Assigned task: Every line in the records below with the string "dann" is to be copied out.

(Working data)

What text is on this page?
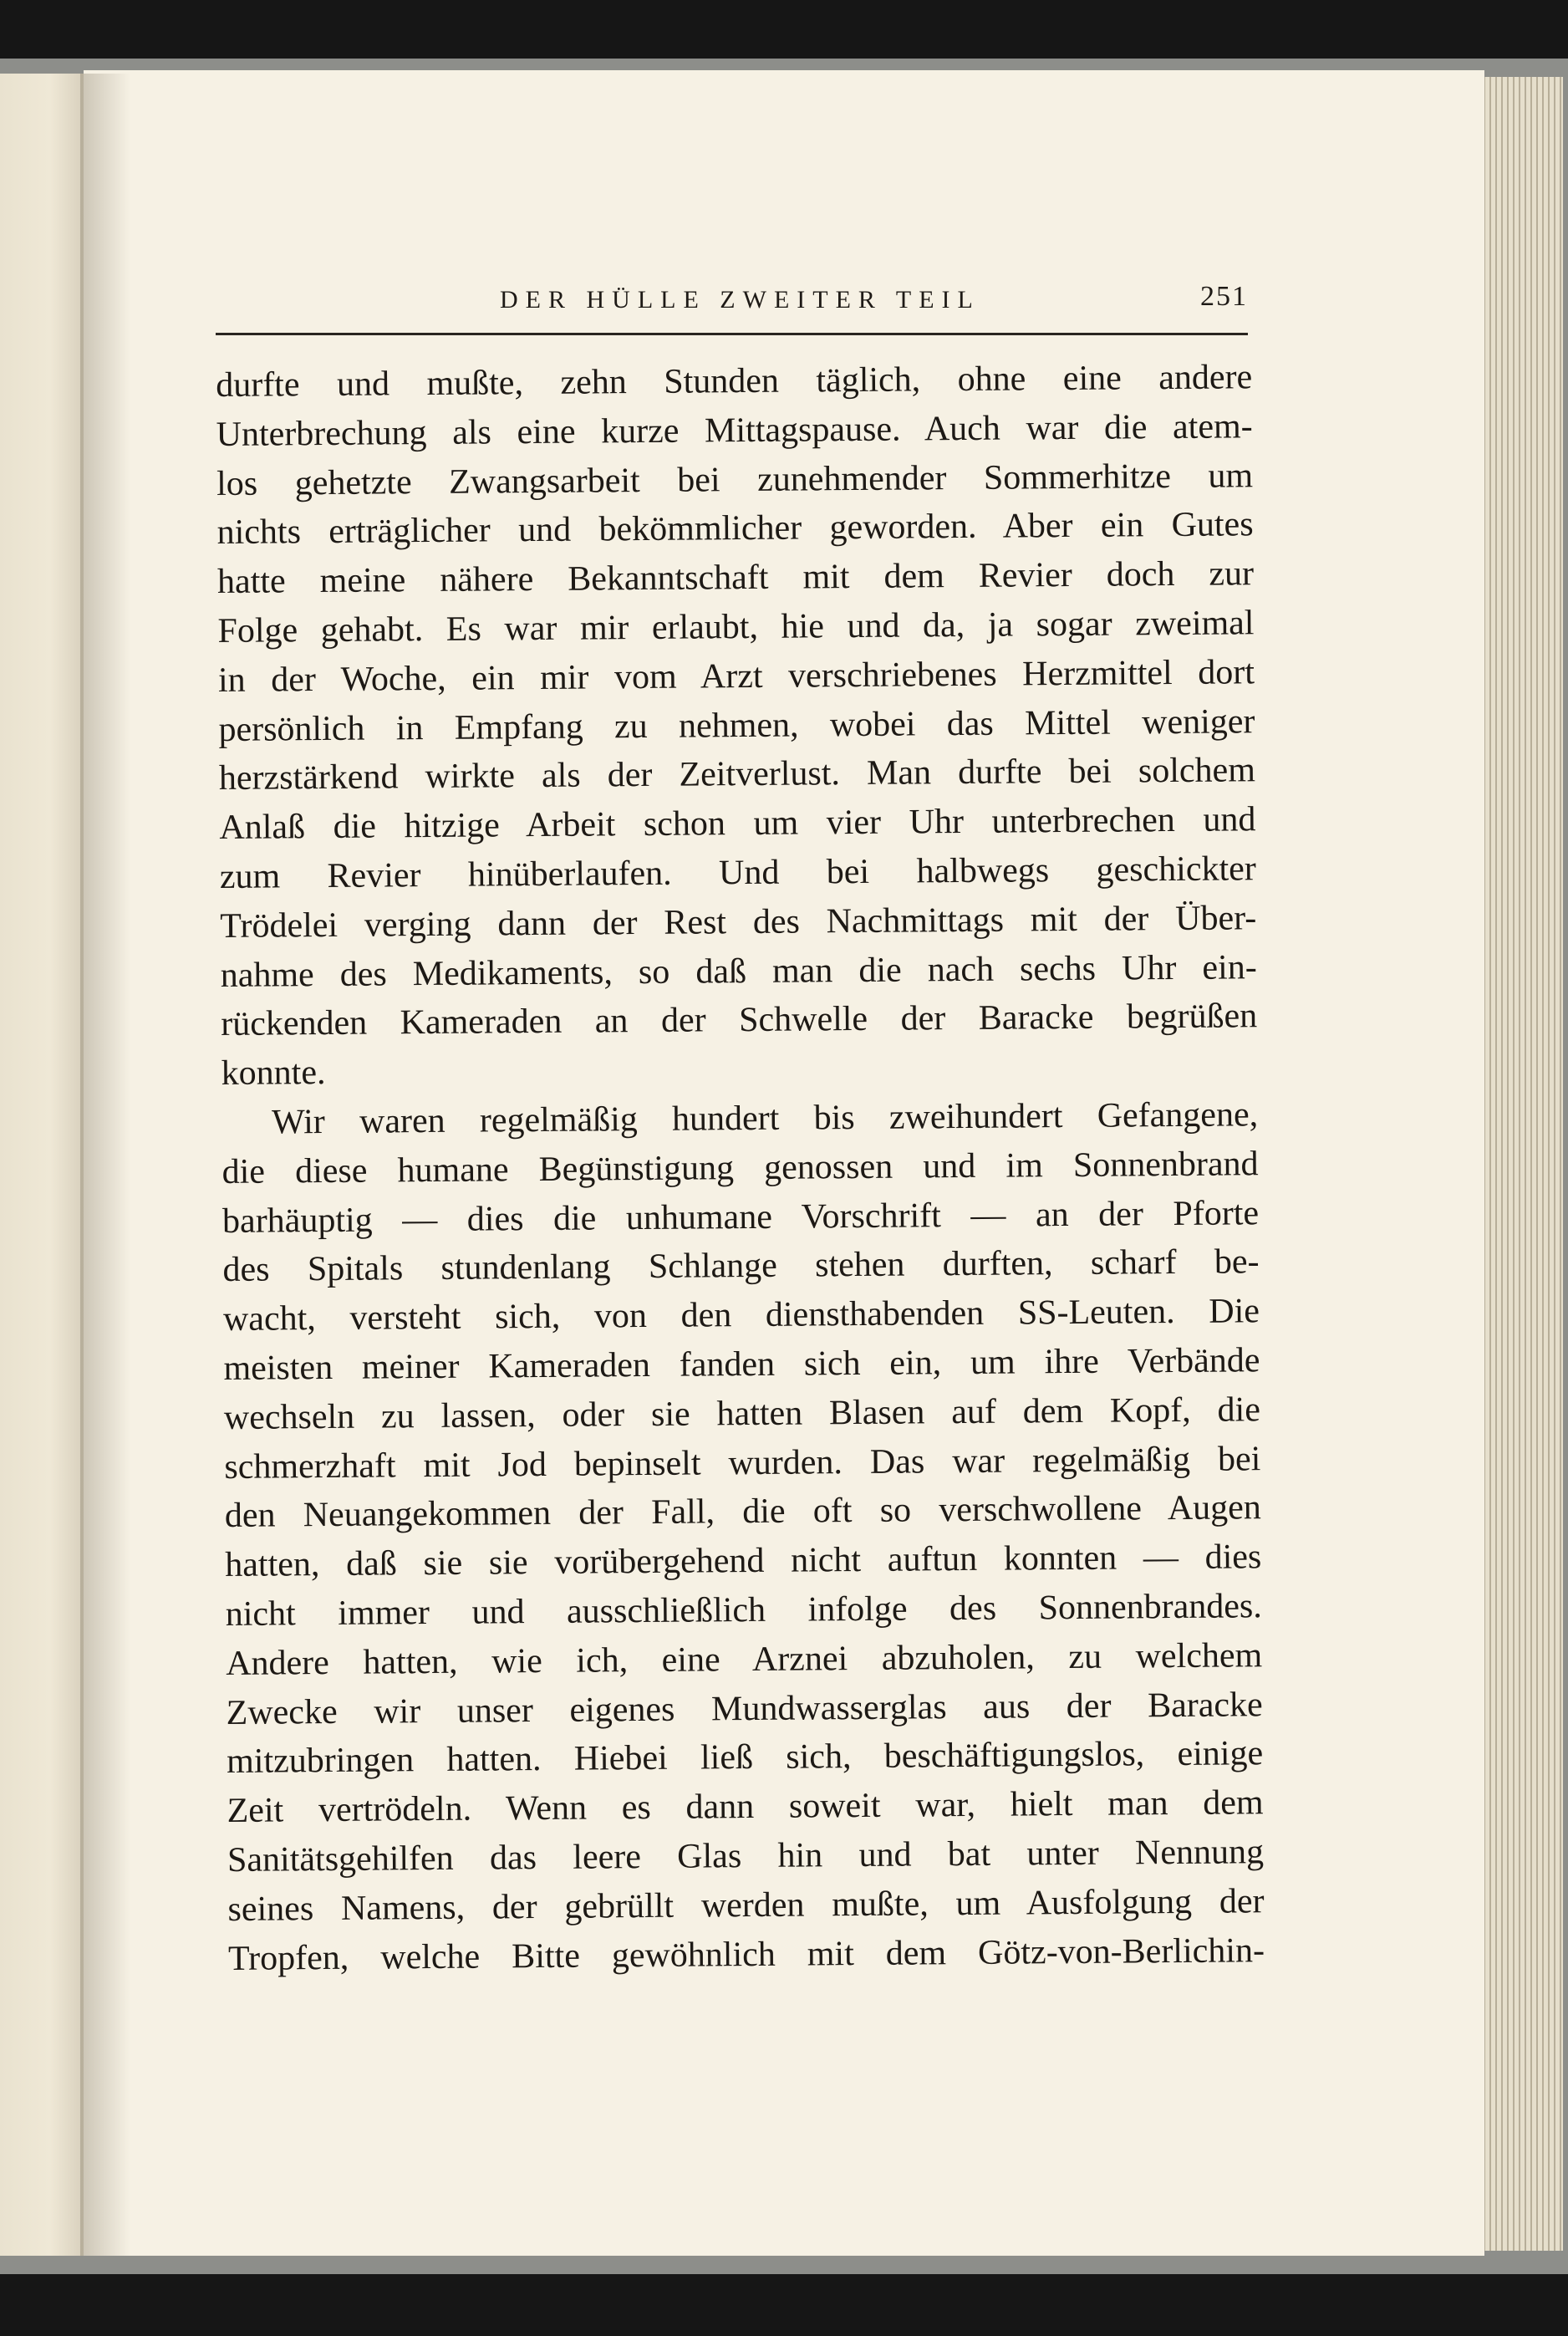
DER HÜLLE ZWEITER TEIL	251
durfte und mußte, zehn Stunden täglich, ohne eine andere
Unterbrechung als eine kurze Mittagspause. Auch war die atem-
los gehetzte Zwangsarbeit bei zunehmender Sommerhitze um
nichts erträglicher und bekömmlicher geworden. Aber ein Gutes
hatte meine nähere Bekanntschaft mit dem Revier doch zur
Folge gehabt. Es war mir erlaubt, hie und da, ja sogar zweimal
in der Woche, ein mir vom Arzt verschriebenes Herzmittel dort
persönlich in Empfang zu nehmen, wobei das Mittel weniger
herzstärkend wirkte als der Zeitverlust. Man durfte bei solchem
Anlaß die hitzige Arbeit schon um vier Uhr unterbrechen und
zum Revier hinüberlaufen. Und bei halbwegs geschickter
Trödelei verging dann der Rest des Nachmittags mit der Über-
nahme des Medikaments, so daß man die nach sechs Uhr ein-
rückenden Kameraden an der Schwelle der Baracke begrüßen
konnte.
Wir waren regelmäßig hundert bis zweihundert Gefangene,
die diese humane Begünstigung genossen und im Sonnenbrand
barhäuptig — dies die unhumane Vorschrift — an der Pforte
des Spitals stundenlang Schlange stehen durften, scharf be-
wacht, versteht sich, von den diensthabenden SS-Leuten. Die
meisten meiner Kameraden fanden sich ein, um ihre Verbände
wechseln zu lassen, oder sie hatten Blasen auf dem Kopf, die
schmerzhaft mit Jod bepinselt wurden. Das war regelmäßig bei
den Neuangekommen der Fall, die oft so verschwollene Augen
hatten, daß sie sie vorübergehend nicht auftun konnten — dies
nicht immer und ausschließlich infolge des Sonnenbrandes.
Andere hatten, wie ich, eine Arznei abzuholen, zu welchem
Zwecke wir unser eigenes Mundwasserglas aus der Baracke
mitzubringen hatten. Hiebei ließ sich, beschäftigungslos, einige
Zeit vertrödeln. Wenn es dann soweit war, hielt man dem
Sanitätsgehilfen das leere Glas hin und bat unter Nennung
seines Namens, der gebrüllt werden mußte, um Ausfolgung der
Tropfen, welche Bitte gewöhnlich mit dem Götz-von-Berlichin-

(End Working data)
(Working data)

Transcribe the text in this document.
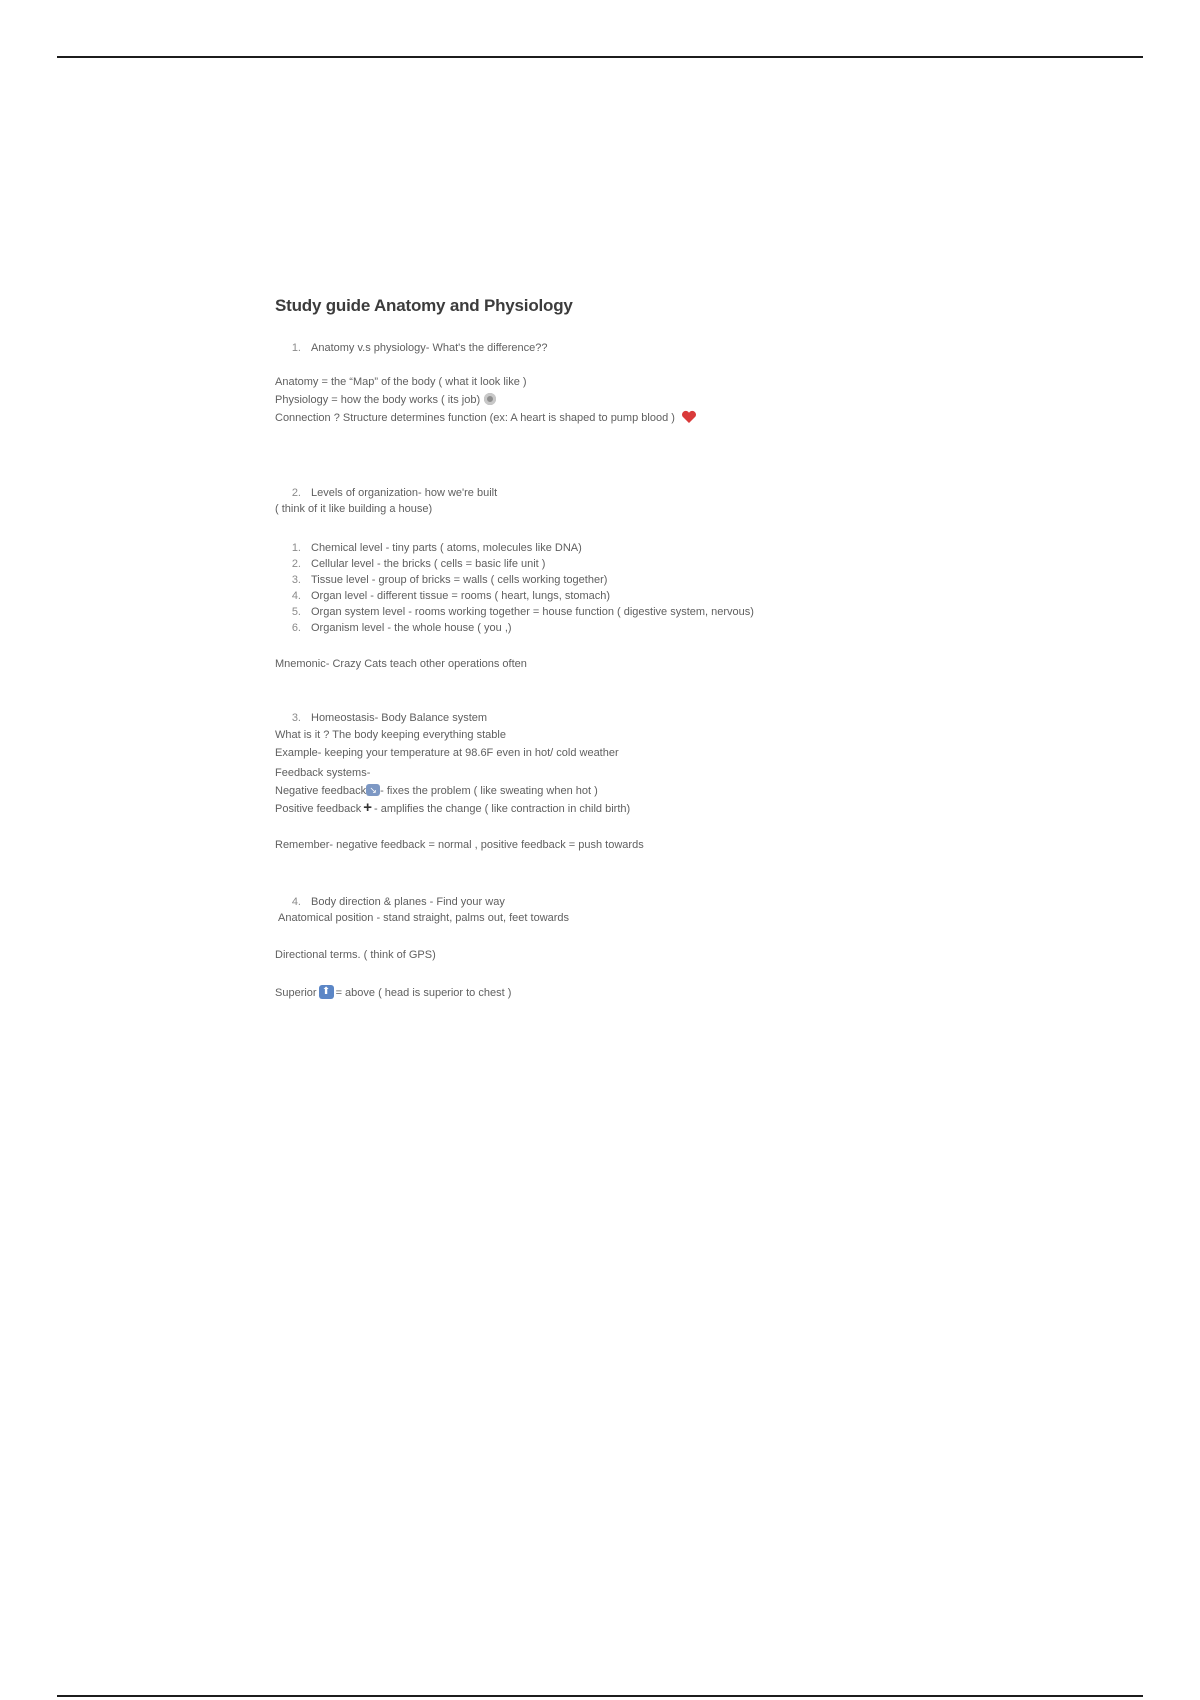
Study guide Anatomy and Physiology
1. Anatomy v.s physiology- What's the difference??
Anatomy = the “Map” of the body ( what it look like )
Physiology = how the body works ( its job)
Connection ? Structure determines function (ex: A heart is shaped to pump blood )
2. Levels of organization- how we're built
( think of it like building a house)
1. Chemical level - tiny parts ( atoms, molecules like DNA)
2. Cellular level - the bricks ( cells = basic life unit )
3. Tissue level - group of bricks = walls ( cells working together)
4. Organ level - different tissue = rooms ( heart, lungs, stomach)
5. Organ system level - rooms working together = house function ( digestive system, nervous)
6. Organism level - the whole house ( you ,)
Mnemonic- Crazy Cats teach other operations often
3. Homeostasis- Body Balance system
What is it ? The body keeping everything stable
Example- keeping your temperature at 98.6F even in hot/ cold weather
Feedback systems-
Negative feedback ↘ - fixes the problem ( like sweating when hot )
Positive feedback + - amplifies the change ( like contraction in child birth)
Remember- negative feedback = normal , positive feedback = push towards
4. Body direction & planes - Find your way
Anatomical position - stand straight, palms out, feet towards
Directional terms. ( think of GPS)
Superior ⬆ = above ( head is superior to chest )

(End Working data)

Exercise solution:
Trödelei verging dann der Rest des Nachmittags mit der Über-
Zeit vertrödeln. Wenn es dann soweit war, hielt man dem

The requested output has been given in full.